#### Stated goal
Using the records provided below, locate and copy each line that contains the word "المالك".

#### Records supplied
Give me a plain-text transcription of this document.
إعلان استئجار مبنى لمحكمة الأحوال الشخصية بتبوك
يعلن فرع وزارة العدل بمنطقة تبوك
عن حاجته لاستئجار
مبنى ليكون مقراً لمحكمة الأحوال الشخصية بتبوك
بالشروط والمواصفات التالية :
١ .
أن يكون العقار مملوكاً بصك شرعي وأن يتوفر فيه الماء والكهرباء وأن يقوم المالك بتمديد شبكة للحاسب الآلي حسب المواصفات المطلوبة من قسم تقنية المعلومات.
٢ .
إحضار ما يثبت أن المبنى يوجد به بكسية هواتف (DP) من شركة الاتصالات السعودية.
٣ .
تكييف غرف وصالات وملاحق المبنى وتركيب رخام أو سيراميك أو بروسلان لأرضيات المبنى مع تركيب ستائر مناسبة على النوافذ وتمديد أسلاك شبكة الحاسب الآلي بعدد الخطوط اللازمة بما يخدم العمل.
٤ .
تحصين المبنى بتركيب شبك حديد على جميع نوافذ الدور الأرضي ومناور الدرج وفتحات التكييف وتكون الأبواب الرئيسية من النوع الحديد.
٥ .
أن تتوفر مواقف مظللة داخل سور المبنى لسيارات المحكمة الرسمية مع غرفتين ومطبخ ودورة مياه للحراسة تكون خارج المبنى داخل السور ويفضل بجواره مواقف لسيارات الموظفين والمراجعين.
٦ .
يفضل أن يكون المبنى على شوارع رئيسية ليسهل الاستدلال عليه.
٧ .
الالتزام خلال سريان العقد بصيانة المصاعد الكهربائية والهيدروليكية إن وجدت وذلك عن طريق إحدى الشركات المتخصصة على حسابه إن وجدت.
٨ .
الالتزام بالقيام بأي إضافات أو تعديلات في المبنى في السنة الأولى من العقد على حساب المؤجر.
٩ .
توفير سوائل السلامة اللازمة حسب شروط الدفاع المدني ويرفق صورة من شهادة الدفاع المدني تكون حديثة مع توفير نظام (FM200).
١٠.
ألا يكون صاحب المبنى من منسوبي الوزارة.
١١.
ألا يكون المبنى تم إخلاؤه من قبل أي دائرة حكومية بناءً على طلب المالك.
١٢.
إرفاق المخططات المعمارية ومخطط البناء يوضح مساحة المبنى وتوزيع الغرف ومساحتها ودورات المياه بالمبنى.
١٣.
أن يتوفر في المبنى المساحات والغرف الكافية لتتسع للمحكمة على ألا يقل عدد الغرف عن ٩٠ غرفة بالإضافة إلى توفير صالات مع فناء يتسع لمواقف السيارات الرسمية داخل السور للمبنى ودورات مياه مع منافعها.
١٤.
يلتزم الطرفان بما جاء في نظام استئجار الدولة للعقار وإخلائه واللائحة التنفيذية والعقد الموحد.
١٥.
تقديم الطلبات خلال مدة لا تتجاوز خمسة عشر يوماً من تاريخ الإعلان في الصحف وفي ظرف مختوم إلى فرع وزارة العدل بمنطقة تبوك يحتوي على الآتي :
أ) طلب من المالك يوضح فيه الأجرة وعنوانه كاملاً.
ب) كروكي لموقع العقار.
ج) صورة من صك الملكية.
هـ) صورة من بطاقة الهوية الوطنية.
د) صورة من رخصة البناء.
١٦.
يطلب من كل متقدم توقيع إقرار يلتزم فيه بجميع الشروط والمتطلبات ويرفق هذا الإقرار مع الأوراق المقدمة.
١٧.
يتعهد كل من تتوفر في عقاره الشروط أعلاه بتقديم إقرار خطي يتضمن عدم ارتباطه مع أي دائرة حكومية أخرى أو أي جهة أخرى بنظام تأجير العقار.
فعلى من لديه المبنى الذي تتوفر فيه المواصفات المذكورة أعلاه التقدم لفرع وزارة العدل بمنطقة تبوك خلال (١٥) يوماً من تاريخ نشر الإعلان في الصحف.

#### Problem solution
أن يكون العقار مملوكاً بصك شرعي وأن يتوفر فيه الماء والكهرباء وأن يقوم المالك بتمديد شبكة للحاسب الآلي حسب المواصفات المطلوبة من قسم تقنية المعلومات.
ألا يكون المبنى تم إخلاؤه من قبل أي دائرة حكومية بناءً على طلب المالك.
أ) طلب من المالك يوضح فيه الأجرة وعنوانه كاملاً.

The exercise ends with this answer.